PROBLEMS TO SOLVE:
[1] List the technologies named in the Sun workstation review below in the sentence that begins "Then we started hearing details".
[2] Decide whether each statement below agrees with the Sun workstation review that follows. Answer yes or no for each, and quote the words from the review that settle it.
(a) The reviewed workstation is built on dual Opteron 250 processors.
(b) Sun's Java Desktop System 2.0 and Solaris 10 are examined as 64-bit kernels.
(c) Most of the benchmarks are oriented toward 64-bit Linux.
[3] Write a continuation of the Sun workstation review below, starting right after its final sentence.

PASSAGE TO READ:
begin
When Sun made their first announcement that they were going to embrace AMD's x86_64 push for practical desktop 64-bit computing, we were excited. Then we started hearing details about Solaris 10, Looking Glass, Sun Java Desktop System and countless other new technologies to catapult Sun back into the workstation market, even if they weren't going to use those incredible SPARC processors exclusively anymore. When Sun approached us for an opportunity to check out their newest dual Opteron 250 based performance workstation, we had to oblige!

We are approaching our Sun w2100z as a system review, but in actuality, this is just as much a Linux review than anything else. We have already seen Linux performance tests of Opteron/Athlon 64 setups performing excellently in memory intensive applications, both on 32-bit and 64-bit platforms. Although most of our benchmarks are 64-bit Linux oriented today, we have a brief look at Sun's Java Desktop System 2.0 and Solaris 10 in the review, which are both 32-bit SMP kernels. We are also going to focus on some other operating systems configured for the w2100z as well as a slightly comparative analysis of a comparable system built with off-the-shelf components.
end
SOURCE DATA:
begin
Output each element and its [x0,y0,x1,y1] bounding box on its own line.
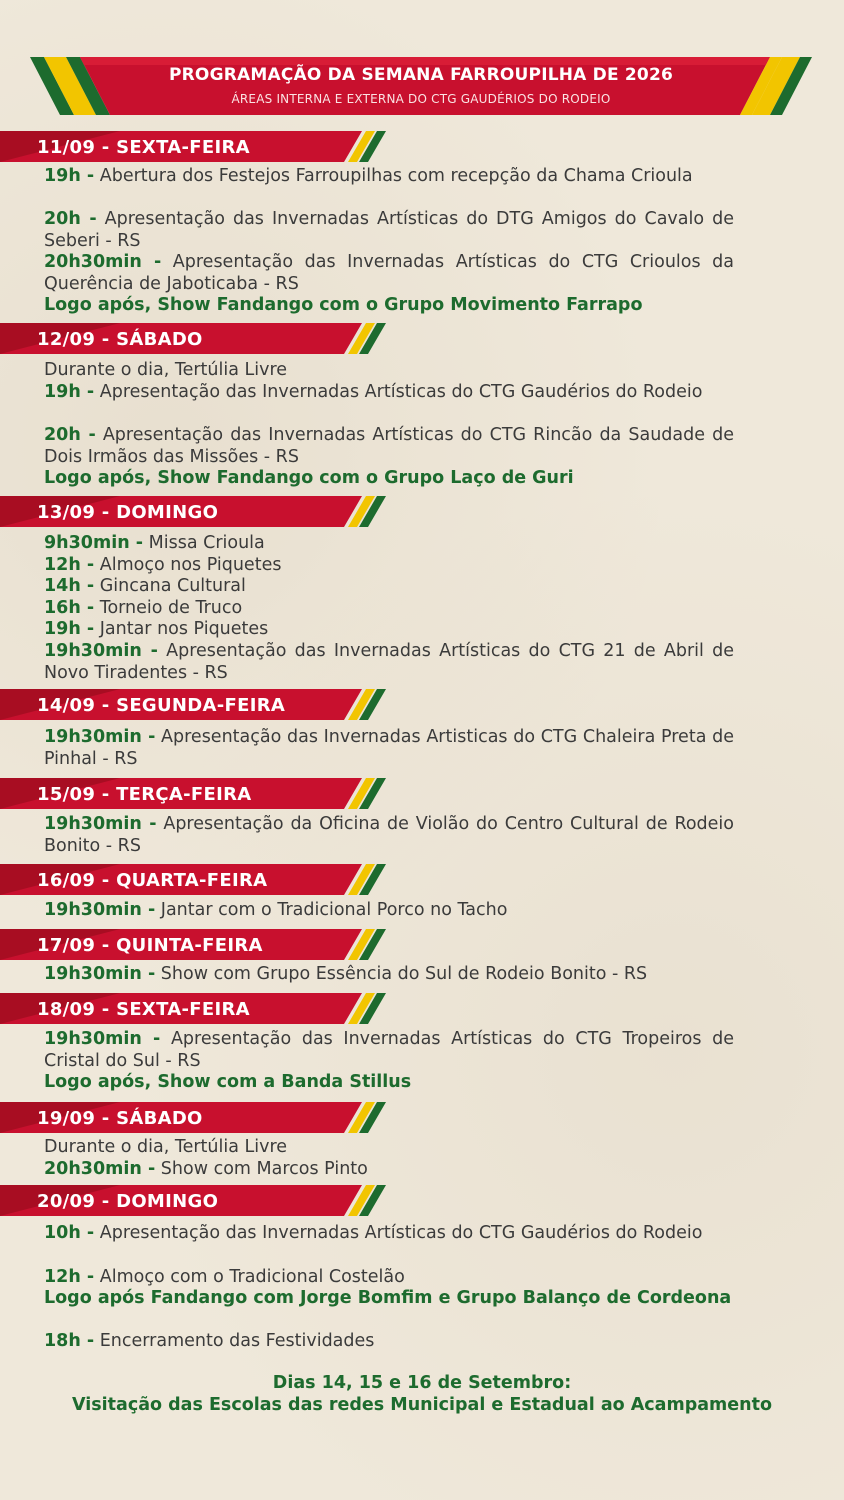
end
ANSWERS PER TASK:
[1] Solaris 10, Looking Glass, Sun Java Desktop System

[2]
(a) Yes: "their newest dual Opteron 250 based performance workstation"
(b) No: "which are both 32-bit SMP kernels"
(c) Yes: "most of our benchmarks are 64-bit Linux oriented today"

[3]
Ultimately, our goal will be to decide if Sun's w2100z is worthy of the buzz that it has created in the industry. We have structured our analysis so that anyone can easily compare the w2100z to their own test setup or even future setups that we have lined up for review. Most importantly, we will be assessing why one configuration performs better than another; benchmarks require us to read between the lines for the entire picture.

Eventually, we plan to build on this analysis of the Sun w2100z with comparisons from other Opteron workstations - this is the first in a series of Linux workstation articles.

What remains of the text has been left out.